## begin Data shown

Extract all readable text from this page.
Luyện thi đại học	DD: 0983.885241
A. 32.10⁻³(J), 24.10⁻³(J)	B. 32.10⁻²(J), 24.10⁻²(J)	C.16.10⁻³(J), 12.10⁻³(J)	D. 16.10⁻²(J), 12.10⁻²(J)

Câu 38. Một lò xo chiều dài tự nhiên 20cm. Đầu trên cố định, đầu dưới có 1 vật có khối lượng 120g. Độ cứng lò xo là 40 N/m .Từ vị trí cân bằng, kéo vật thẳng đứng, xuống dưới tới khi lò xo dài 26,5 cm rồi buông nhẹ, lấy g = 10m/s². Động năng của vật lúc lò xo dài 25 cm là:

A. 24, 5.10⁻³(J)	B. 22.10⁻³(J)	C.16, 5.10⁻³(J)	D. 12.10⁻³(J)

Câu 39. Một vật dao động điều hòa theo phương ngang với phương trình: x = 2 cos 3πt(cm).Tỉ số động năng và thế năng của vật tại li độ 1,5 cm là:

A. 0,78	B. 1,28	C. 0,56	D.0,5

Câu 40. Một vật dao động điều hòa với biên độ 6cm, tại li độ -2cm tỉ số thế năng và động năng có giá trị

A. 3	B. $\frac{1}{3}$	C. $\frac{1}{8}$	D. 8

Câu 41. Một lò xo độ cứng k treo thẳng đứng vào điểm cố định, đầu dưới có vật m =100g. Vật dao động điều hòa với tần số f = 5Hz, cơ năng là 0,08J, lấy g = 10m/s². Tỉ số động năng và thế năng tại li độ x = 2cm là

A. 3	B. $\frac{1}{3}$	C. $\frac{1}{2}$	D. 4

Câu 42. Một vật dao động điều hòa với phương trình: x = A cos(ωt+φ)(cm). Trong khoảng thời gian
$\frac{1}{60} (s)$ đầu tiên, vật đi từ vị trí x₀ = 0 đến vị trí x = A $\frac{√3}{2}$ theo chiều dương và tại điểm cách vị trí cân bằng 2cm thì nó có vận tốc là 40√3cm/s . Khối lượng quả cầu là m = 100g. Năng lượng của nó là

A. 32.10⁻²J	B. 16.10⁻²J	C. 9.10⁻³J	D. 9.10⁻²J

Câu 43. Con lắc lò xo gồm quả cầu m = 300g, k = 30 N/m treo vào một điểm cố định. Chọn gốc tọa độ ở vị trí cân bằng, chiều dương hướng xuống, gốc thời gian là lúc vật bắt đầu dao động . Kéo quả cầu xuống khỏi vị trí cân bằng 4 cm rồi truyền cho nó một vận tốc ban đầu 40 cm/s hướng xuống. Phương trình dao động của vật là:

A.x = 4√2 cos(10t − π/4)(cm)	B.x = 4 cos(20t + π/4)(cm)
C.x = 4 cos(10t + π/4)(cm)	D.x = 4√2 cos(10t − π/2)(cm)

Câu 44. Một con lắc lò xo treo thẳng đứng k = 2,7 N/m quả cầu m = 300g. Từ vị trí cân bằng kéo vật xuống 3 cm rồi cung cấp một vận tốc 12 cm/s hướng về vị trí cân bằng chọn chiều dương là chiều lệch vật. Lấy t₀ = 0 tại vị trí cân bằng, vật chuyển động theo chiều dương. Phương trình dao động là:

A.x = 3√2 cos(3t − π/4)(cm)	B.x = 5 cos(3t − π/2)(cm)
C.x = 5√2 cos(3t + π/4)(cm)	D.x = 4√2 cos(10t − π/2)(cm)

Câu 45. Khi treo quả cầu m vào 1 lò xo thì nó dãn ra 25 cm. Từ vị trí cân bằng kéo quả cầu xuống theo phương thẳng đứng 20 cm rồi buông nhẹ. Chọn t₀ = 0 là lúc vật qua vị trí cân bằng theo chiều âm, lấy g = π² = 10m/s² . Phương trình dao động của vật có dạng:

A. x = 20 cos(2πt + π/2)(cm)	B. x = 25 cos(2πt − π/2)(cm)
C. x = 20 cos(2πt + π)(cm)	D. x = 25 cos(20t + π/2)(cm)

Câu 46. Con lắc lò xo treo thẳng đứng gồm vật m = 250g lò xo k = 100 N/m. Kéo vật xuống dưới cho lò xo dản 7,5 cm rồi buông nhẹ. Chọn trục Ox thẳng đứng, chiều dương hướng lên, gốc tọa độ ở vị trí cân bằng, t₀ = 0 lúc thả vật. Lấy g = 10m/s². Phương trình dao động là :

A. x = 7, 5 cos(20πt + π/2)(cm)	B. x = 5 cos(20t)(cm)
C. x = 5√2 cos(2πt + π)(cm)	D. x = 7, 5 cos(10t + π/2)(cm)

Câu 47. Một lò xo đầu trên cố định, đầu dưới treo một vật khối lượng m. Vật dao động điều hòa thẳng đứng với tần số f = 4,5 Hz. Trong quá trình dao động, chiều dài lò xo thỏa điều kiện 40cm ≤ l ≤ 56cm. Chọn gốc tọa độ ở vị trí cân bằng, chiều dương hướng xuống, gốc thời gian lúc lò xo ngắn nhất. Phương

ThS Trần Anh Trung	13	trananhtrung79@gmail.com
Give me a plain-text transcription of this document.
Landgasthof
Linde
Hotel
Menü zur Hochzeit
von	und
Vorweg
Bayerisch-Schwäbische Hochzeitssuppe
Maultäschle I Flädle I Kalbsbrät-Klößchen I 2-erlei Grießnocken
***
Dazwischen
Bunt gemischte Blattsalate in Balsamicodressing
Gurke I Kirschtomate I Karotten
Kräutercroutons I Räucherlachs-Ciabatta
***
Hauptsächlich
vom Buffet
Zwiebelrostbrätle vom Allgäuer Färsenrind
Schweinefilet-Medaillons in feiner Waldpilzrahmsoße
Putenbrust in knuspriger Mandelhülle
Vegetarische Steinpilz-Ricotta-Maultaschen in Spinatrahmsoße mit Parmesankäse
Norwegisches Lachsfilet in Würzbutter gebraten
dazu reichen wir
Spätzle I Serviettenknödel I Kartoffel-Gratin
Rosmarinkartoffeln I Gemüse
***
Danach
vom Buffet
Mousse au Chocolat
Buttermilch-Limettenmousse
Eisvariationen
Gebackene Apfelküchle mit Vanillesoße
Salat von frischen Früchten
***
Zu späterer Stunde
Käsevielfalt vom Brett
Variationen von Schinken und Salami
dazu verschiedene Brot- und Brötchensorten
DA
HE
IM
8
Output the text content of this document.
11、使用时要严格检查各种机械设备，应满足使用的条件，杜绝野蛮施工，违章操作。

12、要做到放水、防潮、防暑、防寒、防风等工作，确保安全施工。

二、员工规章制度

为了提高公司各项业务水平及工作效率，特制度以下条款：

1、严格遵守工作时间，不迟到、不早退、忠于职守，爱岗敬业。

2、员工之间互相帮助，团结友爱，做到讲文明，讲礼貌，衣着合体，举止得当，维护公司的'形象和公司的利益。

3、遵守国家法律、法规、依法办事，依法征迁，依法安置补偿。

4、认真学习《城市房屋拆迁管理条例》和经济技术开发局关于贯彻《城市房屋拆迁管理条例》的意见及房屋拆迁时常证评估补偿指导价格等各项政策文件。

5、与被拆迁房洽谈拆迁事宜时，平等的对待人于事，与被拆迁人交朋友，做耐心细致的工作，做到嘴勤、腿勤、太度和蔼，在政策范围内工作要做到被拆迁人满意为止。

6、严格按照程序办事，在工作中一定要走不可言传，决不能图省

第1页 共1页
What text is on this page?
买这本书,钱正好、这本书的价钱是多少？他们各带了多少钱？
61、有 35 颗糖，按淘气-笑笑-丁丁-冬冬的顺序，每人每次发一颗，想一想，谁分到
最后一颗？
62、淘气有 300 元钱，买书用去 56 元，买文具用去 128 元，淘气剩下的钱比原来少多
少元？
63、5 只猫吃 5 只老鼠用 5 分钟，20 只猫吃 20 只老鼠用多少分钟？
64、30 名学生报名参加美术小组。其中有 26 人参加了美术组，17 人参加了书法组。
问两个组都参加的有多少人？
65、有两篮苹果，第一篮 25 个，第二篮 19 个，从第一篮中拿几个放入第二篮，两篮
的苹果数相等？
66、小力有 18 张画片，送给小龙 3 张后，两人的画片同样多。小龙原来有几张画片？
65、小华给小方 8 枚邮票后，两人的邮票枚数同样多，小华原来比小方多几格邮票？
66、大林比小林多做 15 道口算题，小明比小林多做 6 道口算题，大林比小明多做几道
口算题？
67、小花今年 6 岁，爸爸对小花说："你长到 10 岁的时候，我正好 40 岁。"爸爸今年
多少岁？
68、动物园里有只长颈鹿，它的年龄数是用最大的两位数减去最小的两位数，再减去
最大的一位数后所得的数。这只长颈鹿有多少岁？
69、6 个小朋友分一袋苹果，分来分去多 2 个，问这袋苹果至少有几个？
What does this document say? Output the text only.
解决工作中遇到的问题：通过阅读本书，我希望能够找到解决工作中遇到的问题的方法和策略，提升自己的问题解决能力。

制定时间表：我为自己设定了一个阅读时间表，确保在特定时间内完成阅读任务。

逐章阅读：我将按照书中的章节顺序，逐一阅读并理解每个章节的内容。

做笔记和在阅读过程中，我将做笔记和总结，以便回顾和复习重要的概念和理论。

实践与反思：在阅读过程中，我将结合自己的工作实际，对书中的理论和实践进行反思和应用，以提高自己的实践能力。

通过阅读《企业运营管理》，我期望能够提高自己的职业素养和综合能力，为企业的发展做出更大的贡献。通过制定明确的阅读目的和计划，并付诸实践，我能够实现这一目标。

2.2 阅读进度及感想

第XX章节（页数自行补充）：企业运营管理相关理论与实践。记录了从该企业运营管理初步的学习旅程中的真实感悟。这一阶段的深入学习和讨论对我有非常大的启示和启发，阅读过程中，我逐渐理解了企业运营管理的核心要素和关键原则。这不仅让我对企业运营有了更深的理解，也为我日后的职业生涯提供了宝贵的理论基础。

## end Data shown

Goal of the exercise >> Your task is to list each line of the records with the word "page".

Result >>
Extract all readable text from this page.
What text is on this page?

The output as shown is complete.